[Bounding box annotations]
★ ★ ★

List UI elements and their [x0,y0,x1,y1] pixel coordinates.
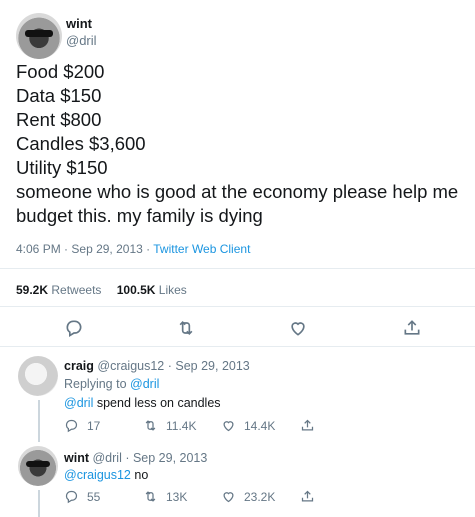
replying-to: Replying to @dril [64,377,159,391]
reply-icon [65,419,78,433]
divider [0,306,475,307]
mention-link[interactable]: @dril [64,396,93,410]
tweet-date[interactable]: Sep 29, 2013 [71,242,142,256]
avatar[interactable] [18,356,58,396]
share-button[interactable] [300,418,323,433]
thread-line [38,400,40,442]
retweet-button[interactable]: 13K [143,489,187,504]
avatar[interactable] [18,446,58,486]
retweets-label: Retweets [51,283,102,297]
tweet-line: Data $150 [16,85,102,106]
tweet-line: Candles $3,600 [16,133,146,154]
reply-icon [66,320,82,337]
meta-separator: · [146,242,151,256]
like-button[interactable]: 14.4K [221,418,275,433]
likes-stat[interactable]: 100.5K Likes [117,283,187,297]
reply-date[interactable]: · Sep 29, 2013 [125,451,207,465]
replying-prefix: Replying to [64,377,127,391]
tweet-time[interactable]: 4:06 PM [16,242,61,256]
reply-date[interactable]: · Sep 29, 2013 [168,359,250,373]
author-name[interactable]: craig [64,359,94,373]
tweet-line: budget this. my family is dying [16,205,263,226]
engagement-stats: 59.2K Retweets 100.5K Likes [16,283,187,297]
tweet-meta: 4:06 PM · Sep 29, 2013 · Twitter Web Cli… [16,242,250,256]
like-count: 14.4K [244,418,276,433]
reply-header: wint @dril · Sep 29, 2013 [64,451,207,465]
tweet-line: Rent $800 [16,109,102,130]
retweet-icon [145,491,156,502]
reply-text: @dril spend less on candles [64,396,221,410]
tweet-client[interactable]: Twitter Web Client [153,242,250,256]
reply-body: spend less on candles [93,396,221,410]
heart-icon [223,492,234,503]
retweet-button[interactable]: 11.4K [143,418,196,433]
retweet-button[interactable] [176,318,196,343]
retweet-count: 13K [166,489,188,504]
author-name[interactable]: wint [64,451,89,465]
reply-count: 17 [87,418,101,433]
reply-text: @craigus12 no [64,468,148,482]
tweet-line: Utility $150 [16,157,108,178]
author-handle[interactable]: @craigus12 [97,359,164,373]
reply-icon [65,490,78,504]
likes-label: Likes [158,283,187,297]
avatar[interactable] [16,13,62,59]
reply-button[interactable]: 55 [64,489,100,504]
retweet-icon [145,420,156,431]
meta-separator: · [64,242,69,256]
divider [0,346,475,347]
thread-line [38,490,40,517]
share-button[interactable] [402,318,422,343]
reply-body: no [130,468,149,482]
replying-handle[interactable]: @dril [130,377,159,391]
retweets-stat[interactable]: 59.2K Retweets [16,283,105,297]
share-icon [301,419,314,431]
reply-header: craig @craigus12 · Sep 29, 2013 [64,359,250,373]
share-icon [404,320,420,335]
mention-link[interactable]: @craigus12 [64,468,131,482]
reply-button[interactable]: 17 [64,418,100,433]
tweet-text: Food $200 Data $150 Rent $800 Candles $3… [16,60,458,228]
author-handle[interactable]: @dril [66,33,97,48]
author-handle[interactable]: @dril [92,451,121,465]
like-button[interactable] [288,318,308,343]
share-icon [301,490,314,502]
like-button[interactable]: 23.2K [221,489,275,504]
reply-button[interactable] [64,318,84,343]
retweet-icon [179,320,193,336]
reply-count: 55 [87,489,101,504]
tweet-line: Food $200 [16,61,105,82]
heart-icon [291,322,305,336]
divider [0,268,475,269]
share-button[interactable] [300,489,323,504]
likes-count: 100.5K [116,283,156,297]
like-count: 23.2K [244,489,276,504]
retweets-count: 59.2K [16,283,49,297]
heart-icon [223,421,234,432]
tweet-line: someone who is good at the economy pleas… [16,181,459,202]
author-name[interactable]: wint [66,16,92,31]
retweet-count: 11.4K [166,418,197,433]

★ ★ ★

▶ Work instructions
Copy the lines of the listing verbatim, starting at the line that contains "replying-to: Replying to" and ending at the line that contains "avatar[interactable] [18,356,58,396]".

▶ Result for this exercise
replying-to: Replying to @dril [64,377,159,391]
reply-icon [65,419,78,433]
divider [0,306,475,307]
mention-link[interactable]: @dril [64,396,93,410]
tweet-date[interactable]: Sep 29, 2013 [71,242,142,256]
avatar[interactable] [18,356,58,396]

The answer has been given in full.